**Page excerpt:**

+ + + +

Section 4.10 Withholding.
(a) Withholding Generally. Each Member acknowledges and agrees that the Company may be required by Law to deduct and withhold taxes or to fulfill other similar obligations of such Member on any amount paid, distributed, disbursed, or allocated by the Company to that Member, including upon liquidation, and any transferee of a Member’s interest or a Substituted Member shall, by reason of such Transfer or substitution, acknowledge, and agree to any such withholding by the Company, including withholding to discharge obligations of the Company with respect to prior distributions, allocations, or an Imputed Underpayment Share (to the extent not otherwise borne by the transferor Member pursuant to Section 4.4 of this Annex C). Taxes withheld by third parties from payments to the Company in respect of the Company shall be treated as an expense of the Company, unless such withholding is attributable to a specific Member, in which case, amounts so withheld shall be allocated to such Member and the Company may deduct and withhold such amounts from the Member. All amounts withheld pursuant to this Section 4.10 of this Annex C shall, except as otherwise determined by the Company pursuant to Section 4.4(e)(ii) of this Annex C, be treated as amounts distributed to such Person pursuant to the provision of this Agreement that would have applied if such amount had actually been distributed.

+ + + +

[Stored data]
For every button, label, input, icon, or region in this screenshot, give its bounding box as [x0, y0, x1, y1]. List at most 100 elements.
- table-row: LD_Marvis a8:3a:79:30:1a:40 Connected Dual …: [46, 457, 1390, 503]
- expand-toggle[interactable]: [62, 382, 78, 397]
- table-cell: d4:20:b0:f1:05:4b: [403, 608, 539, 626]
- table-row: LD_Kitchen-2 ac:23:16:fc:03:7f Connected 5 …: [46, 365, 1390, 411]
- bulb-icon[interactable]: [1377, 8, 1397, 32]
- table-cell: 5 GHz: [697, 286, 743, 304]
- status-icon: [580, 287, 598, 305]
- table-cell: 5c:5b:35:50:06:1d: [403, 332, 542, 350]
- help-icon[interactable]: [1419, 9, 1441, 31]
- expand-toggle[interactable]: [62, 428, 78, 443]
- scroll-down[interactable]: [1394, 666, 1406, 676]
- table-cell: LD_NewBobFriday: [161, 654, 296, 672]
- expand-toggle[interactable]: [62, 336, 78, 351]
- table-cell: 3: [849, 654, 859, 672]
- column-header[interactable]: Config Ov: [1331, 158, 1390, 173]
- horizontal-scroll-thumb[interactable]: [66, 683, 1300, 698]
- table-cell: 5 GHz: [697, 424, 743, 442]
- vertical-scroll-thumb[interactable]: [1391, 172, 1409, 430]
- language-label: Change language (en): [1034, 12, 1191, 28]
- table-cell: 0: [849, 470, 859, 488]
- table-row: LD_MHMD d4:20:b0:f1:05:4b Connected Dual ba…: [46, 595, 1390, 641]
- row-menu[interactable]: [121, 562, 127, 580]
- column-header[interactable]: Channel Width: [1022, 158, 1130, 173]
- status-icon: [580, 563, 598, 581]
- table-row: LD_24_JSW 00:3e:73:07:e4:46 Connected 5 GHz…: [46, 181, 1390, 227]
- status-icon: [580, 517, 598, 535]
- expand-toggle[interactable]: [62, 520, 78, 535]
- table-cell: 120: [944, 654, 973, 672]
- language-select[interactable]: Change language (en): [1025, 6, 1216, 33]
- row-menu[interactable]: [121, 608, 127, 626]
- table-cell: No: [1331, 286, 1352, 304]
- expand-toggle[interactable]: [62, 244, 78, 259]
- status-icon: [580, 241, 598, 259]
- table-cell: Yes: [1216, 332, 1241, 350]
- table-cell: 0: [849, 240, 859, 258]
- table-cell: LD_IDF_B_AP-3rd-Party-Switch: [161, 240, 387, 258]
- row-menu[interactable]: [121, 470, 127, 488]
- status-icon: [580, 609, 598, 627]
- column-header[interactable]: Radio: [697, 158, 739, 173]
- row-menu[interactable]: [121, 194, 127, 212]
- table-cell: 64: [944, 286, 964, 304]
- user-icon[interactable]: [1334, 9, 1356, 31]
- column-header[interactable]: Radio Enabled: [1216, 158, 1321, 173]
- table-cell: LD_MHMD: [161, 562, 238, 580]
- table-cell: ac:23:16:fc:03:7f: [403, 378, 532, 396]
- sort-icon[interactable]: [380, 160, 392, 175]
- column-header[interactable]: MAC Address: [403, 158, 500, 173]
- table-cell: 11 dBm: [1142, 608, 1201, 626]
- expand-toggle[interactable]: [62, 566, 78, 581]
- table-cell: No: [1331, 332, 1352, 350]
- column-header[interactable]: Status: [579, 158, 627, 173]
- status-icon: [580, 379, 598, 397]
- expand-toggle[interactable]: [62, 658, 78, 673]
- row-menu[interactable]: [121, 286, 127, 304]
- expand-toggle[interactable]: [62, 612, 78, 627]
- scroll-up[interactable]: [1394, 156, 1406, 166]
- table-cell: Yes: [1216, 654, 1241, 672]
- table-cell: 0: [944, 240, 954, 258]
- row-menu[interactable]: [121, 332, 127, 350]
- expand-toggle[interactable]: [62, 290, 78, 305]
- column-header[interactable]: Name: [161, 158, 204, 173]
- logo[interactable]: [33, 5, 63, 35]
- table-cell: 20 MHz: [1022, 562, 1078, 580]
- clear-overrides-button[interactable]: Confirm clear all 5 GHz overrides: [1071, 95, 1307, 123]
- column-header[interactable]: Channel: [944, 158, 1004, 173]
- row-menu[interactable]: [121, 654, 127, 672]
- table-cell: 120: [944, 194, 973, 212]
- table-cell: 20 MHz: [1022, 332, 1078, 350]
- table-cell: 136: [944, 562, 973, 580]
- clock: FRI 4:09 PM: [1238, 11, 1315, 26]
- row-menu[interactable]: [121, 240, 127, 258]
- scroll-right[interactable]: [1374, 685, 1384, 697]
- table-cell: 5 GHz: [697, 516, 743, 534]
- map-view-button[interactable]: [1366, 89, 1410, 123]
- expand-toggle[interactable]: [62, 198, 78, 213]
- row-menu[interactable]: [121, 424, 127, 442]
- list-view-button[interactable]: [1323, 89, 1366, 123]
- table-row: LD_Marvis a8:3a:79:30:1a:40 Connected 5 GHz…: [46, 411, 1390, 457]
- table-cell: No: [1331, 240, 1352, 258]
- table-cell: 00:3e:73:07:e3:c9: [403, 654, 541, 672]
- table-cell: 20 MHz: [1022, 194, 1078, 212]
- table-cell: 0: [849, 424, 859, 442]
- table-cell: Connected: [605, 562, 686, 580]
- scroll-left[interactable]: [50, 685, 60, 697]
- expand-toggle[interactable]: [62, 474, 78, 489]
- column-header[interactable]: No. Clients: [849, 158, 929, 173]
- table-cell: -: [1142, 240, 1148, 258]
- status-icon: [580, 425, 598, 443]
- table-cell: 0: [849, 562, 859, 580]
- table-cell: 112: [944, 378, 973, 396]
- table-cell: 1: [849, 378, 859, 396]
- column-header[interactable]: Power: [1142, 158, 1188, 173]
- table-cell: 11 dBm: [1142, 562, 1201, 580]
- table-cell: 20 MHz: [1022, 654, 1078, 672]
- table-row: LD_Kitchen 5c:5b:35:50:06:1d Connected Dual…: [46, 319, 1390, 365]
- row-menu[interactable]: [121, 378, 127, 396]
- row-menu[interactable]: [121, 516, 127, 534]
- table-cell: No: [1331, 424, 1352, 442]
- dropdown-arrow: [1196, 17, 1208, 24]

+ + + +

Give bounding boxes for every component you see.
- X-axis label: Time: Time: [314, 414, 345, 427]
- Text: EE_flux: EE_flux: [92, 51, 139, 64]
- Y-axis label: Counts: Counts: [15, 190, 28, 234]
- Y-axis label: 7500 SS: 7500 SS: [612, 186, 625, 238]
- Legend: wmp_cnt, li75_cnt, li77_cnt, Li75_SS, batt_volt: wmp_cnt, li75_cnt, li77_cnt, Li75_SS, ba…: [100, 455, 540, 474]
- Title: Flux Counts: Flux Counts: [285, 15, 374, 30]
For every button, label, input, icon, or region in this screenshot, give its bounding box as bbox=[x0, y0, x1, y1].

+ + + +

**Tasks to perform:**
• A. For each statement about the withholding section, say yes or no, and quote the words from the section that settle it. (i) Taxes that third parties withhold and that are attributable to a specific Member are treated as an expense of the Company. (ii) The Company may withhold on amounts paid to a Member upon liquidation. (iii) A transferee of a Member's interest must acknowledge and agree to withholding by the Company.
• B. In the withholding section, how are amounts withheld under Section 4.10 treated unless the Company determines otherwise under Section 4.4(e)(ii)?
• C. Supply the text that comes next in the withholding section, starting after its last sentence.
The records are separate from the withholding section.

**Task responses:**
• A.
(i) No: "unless such withholding is attributable to a specific Member, in which case, amounts so withheld shall be allocated to such Member"
(ii) Yes: "including upon liquidation"
(iii) Yes: "any transferee of a Member’s interest or a Substituted Member shall, by reason of such Transfer or substitution, acknowledge, and agree to any such withholding by the Company"

• B. They are treated as amounts distributed to that Person under the provision of the Agreement that would have applied if the amount had actually been distributed.

• C.
(b) Additional Provisions with Respect to a Transfer of Units. A Member Transferring its Units permitted by this Agreement shall, unless otherwise determined by the Company, (i) deliver to the Company, between ten (10) days and thirty (30) days before the Transfer, an affidavit of non-foreign status with respect to such transferor Member that satisfies the requirements of Code Section 1446(f)(2) or other documentation establishing a valid exemption from withholding pursuant to Code Section 1446(f) (including IRS Form W-9) or (ii) ensure that, contemporaneously with the Transfer, the transferee of such interest properly withholds and remits to the IRS the amount of tax required to be withheld upon the Transfer by Code Section 1446(f) (and promptly provide evidence to the Company of such withholding and remittance).
ANNEX C-12
(c) Additional Provisions with Respect to an Exchange of Units.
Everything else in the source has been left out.